• **Available records**
§ §

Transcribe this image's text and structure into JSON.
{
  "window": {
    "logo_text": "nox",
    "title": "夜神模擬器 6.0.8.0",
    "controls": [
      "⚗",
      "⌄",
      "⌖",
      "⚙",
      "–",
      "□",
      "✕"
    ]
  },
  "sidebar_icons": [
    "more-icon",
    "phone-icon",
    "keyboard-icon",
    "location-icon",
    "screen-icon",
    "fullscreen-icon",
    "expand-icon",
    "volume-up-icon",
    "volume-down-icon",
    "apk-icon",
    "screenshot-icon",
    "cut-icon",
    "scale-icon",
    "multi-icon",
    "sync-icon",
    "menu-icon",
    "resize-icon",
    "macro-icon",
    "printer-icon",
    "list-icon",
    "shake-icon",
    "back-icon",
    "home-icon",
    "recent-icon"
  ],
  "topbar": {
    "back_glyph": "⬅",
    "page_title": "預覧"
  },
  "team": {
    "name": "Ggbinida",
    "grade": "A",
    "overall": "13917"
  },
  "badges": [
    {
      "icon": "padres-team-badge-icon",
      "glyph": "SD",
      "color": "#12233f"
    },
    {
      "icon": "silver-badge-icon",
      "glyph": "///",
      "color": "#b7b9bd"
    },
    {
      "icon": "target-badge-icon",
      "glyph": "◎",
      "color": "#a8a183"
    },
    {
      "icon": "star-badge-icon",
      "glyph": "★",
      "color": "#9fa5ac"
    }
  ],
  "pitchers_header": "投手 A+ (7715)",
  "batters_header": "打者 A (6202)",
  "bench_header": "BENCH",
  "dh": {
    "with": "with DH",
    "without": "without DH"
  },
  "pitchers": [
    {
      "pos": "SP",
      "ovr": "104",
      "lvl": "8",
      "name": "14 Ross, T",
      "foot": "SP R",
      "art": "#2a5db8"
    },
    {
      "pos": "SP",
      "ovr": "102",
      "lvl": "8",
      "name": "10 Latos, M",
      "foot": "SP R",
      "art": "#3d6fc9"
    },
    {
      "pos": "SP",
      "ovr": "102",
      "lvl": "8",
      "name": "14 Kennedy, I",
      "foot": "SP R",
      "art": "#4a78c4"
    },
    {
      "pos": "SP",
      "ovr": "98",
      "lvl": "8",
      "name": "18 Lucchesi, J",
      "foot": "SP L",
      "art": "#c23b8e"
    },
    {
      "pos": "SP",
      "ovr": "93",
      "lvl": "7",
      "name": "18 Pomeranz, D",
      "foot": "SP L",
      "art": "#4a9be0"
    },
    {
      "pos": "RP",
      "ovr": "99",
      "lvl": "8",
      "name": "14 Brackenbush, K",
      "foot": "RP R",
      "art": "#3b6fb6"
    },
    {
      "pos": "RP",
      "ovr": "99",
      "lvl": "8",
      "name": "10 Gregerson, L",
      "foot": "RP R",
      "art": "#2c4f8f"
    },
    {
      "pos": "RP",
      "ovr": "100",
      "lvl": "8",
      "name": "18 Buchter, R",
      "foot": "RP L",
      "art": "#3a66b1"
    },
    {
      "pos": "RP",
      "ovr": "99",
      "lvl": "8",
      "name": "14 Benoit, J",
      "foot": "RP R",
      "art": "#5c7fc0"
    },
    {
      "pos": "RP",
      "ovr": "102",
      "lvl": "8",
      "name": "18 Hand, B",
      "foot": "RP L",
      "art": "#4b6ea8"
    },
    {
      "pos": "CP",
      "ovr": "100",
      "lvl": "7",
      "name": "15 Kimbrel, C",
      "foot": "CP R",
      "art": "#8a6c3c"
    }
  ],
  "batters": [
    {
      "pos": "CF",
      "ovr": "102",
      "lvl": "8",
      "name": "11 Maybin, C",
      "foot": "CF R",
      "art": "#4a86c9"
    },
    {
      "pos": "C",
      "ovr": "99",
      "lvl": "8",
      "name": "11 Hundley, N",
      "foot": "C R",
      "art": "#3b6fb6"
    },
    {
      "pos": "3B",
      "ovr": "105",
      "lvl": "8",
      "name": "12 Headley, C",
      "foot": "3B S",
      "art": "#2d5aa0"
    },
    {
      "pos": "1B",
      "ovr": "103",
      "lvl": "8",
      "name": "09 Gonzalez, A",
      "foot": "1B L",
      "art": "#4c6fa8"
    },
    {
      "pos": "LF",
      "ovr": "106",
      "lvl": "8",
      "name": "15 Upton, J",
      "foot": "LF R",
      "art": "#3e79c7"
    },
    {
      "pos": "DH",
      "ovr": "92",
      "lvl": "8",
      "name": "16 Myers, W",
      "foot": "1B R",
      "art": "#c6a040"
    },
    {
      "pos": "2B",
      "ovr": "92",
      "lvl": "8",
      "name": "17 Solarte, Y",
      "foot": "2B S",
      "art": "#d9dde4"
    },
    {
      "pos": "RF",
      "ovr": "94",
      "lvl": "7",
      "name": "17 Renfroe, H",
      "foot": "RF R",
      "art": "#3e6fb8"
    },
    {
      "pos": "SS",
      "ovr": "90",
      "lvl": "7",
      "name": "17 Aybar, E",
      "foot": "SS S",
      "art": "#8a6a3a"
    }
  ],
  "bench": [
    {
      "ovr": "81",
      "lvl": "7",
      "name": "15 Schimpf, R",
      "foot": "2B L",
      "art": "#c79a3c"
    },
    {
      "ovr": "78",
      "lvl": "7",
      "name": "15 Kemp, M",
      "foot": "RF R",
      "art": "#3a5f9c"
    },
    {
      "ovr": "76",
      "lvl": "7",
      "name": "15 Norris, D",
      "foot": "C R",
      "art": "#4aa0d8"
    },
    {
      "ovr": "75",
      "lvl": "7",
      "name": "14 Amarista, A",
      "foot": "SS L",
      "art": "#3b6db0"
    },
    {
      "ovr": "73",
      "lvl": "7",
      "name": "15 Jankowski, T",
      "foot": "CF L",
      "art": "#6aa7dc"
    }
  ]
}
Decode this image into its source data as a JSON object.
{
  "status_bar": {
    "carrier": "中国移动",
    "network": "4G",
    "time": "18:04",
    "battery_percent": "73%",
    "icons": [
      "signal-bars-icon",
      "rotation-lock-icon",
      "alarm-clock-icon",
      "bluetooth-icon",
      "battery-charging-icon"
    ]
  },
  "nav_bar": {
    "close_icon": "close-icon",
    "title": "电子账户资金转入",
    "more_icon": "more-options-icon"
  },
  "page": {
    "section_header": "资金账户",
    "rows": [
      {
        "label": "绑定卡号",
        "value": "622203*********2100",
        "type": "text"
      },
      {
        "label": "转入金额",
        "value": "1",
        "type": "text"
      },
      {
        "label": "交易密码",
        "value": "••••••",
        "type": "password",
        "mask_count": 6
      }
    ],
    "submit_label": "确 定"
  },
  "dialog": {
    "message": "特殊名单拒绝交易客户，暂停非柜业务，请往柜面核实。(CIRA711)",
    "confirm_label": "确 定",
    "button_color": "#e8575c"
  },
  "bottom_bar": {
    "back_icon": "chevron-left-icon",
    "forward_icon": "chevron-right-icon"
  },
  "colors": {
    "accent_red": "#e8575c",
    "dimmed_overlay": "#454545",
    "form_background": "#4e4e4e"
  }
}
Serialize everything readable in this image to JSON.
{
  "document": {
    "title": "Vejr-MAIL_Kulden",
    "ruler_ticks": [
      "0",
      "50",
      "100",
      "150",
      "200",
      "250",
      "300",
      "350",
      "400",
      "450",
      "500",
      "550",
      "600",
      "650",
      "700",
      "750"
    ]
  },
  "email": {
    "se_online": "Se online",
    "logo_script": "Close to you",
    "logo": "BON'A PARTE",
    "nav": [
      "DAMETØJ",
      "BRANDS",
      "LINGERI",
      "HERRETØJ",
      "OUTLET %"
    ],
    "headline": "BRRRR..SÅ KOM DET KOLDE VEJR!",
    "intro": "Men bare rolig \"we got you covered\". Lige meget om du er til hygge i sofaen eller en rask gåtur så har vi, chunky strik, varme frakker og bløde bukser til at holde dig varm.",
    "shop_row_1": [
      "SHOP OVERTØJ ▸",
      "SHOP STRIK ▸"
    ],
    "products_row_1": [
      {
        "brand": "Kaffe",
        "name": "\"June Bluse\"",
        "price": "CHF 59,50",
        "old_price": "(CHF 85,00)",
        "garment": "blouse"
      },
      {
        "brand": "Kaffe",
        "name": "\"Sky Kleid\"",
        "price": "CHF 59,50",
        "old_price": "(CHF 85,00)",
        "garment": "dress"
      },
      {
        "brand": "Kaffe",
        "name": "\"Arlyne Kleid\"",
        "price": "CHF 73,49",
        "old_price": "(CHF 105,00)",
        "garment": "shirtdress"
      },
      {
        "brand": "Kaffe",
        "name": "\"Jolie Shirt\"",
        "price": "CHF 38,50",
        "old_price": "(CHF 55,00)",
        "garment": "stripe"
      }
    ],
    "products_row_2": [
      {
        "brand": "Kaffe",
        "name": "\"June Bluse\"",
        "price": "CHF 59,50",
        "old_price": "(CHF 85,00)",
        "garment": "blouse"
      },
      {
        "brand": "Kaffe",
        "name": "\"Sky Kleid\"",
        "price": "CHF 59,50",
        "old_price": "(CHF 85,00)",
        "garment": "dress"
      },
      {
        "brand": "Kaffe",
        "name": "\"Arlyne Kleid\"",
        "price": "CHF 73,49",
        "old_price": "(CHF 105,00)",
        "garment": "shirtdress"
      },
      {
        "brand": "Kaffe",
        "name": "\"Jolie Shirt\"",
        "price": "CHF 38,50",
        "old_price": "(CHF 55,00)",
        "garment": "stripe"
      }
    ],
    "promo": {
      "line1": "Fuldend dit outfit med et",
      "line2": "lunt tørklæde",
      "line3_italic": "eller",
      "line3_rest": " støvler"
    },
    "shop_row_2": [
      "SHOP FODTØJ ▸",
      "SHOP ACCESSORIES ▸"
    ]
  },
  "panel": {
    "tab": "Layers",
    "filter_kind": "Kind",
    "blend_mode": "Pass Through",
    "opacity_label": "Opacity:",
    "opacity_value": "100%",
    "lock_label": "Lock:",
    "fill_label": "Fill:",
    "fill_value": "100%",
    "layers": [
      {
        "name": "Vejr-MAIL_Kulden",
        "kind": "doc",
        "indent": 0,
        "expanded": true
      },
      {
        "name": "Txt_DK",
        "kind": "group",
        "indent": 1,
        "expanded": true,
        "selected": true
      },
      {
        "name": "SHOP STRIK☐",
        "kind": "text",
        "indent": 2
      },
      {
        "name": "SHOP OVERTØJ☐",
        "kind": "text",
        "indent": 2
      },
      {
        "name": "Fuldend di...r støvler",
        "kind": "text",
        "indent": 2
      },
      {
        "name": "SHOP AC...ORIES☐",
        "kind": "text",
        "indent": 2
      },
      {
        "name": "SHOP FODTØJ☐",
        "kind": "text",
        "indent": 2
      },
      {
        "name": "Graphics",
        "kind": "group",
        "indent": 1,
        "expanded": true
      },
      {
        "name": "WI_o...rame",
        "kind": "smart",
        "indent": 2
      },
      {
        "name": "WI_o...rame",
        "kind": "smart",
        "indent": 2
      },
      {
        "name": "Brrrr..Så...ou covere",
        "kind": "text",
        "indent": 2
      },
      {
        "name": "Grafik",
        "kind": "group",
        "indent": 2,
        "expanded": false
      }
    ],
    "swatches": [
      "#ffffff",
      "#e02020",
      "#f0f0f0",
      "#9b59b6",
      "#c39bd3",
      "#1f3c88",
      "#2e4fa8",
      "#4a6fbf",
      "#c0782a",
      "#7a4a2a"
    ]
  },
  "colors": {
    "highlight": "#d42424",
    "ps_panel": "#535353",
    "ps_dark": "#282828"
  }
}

§ §

• **Problem**
Search the data above for the string "chevron" and return every line that has it.

• **Output of the task**
    "back_icon": "chevron-left-icon",
    "forward_icon": "chevron-right-icon"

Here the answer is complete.